## PASSAGE TO READ:
Skip to content

Nextflow with Azure batch appears to fail when reading from multiple containers #5448

@zjupNN

Description

@zjupNN

Bug report

Nextflow with Azure batch appears to fail when reading from multiple containers. The files are reported by processes as not existing, and .fusion.log contains messages about 403 authentication errors. This is apparently similar to a previously fixed issue, but persists in 24.10.0, so it may be a different cause?

See also discussion on Slack.

Expected behavior and actual behavior

We expected that it was possible to read form multiple Azure containers in the same workflow; it seems not to be.

Steps to reproduce the problem

Here is a small workflow to illustrate the problem:

process multi {
  conda "conda-forge::gawk"

  input:
  path(p1)
  path(p2)

  output:
  path("both.txt")

  """
  cat ${p1} ${p2} > both.txt
  """
}

workflow {
  p1 = Channel.fromPath(params.p1)
  p2 = Channel.fromPath(params.p2)
  multi(p1, p2)
}

Running

nextflow run main.nf \
  -profile azure_batch \
  -w az://output/multi \
  --p1 az://input1/foo.txt \
  --p2 az://input2/bar.txt

fails, whereas

nextflow run main.nf \
  -profile azure_batch \
  -w az://output/multi \
  --p1 az://output/foo.txt \
  --p2 az://output/bar.txt

works fine.

The config in question, containing the azure_batch profile (with some redacted info):

nextflow.enable.moduleBinaries = true

process {
    resourceLimits = [ cpus: 128, memory: 200.GB, time: 24.h ]

    errorStrategy = { task.exitStatus in [143, 137, 104, 134, 139] ? 'retry' : 'finish' }
    maxRetries = 1
    maxErrors = '-1'

    cpus = { 1 * task.attempt }
    memory = { 10.GB * task.attempt }
    time = { 12.h * task.attempt }
}

profiles {
  azure_batch {
    process {
      executor = 'azurebatch'
      machineType = "Standard_D2_v3,Standard_D4_v3,Standard_D8_v3,Standard_D16_v3,Standard_D32_v3"

## DIRECTIVE 1:
Find every line in the entries that contains the string "source", matching case exactly, and copy each of those lines.

## EXTRACTED DATA:

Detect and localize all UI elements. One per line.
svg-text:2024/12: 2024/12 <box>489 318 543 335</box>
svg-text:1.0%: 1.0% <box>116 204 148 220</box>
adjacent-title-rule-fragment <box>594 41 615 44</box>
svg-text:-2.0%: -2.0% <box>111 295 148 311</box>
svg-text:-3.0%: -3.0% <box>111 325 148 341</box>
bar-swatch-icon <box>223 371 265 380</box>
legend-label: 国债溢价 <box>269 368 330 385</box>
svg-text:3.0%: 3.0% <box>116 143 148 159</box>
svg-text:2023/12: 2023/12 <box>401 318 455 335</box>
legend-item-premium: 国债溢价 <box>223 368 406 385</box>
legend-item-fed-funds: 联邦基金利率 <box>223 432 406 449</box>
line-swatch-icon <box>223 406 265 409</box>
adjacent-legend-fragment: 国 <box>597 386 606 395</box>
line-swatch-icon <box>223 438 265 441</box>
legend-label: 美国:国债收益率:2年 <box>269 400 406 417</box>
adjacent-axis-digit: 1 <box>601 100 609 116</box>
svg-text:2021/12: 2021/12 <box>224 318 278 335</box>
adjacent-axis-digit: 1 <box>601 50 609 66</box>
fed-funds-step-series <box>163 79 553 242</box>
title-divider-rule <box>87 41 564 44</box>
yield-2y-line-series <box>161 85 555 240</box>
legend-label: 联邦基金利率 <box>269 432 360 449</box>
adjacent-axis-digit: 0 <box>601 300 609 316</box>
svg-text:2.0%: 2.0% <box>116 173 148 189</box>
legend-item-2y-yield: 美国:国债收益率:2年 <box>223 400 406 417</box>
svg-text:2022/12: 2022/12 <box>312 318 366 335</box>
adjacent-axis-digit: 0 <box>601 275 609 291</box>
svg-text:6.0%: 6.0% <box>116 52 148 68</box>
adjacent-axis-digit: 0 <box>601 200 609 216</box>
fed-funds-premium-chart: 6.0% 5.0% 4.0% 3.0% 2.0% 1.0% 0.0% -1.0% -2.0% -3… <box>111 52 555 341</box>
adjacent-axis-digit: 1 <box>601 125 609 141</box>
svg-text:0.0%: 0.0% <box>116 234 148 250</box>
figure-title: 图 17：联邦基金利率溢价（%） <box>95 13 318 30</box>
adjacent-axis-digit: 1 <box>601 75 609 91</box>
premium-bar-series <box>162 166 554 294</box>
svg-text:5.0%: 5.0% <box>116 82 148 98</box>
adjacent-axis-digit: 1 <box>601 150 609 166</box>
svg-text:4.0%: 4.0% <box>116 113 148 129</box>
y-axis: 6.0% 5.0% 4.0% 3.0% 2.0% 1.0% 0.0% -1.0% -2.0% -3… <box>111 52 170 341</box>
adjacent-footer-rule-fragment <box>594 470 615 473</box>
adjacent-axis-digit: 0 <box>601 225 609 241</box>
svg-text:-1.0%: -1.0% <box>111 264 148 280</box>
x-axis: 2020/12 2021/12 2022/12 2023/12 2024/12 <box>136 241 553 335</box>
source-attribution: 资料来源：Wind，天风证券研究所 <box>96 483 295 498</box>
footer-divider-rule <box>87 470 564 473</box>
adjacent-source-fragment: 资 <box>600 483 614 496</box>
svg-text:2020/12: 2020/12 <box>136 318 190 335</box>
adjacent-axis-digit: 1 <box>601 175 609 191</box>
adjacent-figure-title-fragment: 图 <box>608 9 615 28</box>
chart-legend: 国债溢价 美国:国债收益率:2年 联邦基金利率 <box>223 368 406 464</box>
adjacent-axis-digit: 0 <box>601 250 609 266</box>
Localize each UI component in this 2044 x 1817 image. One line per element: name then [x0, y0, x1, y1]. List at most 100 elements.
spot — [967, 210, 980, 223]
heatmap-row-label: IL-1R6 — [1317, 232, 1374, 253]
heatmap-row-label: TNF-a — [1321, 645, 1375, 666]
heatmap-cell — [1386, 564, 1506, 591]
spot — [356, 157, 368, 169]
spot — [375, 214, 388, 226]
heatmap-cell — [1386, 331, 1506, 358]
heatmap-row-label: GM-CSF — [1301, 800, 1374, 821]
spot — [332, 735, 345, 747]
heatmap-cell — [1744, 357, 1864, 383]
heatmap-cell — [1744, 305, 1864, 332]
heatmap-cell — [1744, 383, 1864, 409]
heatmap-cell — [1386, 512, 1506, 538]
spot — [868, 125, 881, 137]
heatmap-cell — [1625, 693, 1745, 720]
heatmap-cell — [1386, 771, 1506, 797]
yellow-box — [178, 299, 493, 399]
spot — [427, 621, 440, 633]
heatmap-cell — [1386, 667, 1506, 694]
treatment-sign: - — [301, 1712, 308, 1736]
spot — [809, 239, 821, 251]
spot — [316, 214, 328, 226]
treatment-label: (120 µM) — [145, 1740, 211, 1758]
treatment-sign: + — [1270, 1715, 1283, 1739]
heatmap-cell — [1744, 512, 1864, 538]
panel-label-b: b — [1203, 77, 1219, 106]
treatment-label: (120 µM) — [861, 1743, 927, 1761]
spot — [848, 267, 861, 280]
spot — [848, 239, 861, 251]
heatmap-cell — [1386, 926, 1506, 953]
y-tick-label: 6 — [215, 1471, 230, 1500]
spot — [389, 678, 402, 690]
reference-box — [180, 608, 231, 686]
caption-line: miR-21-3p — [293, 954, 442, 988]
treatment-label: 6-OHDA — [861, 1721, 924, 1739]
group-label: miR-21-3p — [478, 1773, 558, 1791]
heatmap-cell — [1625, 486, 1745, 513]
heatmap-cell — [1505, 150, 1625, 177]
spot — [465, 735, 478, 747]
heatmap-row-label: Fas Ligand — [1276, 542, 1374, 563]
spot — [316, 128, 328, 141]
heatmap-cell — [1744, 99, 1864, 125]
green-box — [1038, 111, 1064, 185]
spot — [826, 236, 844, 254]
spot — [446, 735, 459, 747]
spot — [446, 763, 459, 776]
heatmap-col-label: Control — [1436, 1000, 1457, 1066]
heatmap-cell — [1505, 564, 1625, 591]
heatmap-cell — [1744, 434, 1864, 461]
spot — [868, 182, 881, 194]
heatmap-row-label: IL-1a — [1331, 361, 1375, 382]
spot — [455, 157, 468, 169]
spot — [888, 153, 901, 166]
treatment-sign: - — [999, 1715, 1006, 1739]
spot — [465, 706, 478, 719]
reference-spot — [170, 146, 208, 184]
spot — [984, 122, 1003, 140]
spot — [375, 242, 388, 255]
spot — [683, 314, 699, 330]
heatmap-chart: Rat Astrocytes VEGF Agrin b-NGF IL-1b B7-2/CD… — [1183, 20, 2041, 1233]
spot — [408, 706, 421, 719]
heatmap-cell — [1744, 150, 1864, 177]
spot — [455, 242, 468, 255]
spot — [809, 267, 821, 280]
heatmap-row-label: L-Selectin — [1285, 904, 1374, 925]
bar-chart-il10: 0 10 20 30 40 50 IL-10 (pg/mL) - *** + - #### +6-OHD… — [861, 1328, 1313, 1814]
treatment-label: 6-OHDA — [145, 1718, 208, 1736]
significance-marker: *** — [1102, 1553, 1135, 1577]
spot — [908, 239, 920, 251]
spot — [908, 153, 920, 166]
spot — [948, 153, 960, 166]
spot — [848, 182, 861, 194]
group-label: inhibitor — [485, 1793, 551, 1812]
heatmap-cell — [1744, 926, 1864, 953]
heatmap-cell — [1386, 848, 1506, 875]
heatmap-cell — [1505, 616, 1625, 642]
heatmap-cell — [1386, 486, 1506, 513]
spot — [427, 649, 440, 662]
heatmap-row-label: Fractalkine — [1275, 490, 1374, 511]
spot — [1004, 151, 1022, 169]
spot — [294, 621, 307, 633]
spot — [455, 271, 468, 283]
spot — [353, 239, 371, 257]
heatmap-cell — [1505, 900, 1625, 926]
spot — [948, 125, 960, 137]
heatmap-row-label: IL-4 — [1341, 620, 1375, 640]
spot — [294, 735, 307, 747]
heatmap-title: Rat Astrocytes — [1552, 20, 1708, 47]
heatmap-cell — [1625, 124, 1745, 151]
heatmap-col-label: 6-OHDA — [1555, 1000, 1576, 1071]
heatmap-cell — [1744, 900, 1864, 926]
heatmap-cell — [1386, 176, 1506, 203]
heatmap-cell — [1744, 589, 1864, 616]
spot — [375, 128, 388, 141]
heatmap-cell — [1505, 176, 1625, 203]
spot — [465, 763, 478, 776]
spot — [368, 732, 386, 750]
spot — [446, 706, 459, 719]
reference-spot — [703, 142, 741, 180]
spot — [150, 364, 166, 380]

## DIRECTIVE 2:
Swap "Slack" for "the mailing list" in the Azure Batch bug report, and write out the passage starting with "See also discussion" and going on through "seems not to be.".

## FULL ANSWER 1:
source-attribution: 资料来源：Wind，天风证券研究所 <box>96 483 295 498</box>
adjacent-source-fragment: 资 <box>600 483 614 496</box>

## FULL ANSWER 2:
See also discussion on the mailing list.

Expected behavior and actual behavior

We expected that it was possible to read form multiple Azure containers in the same workflow; it seems not to be.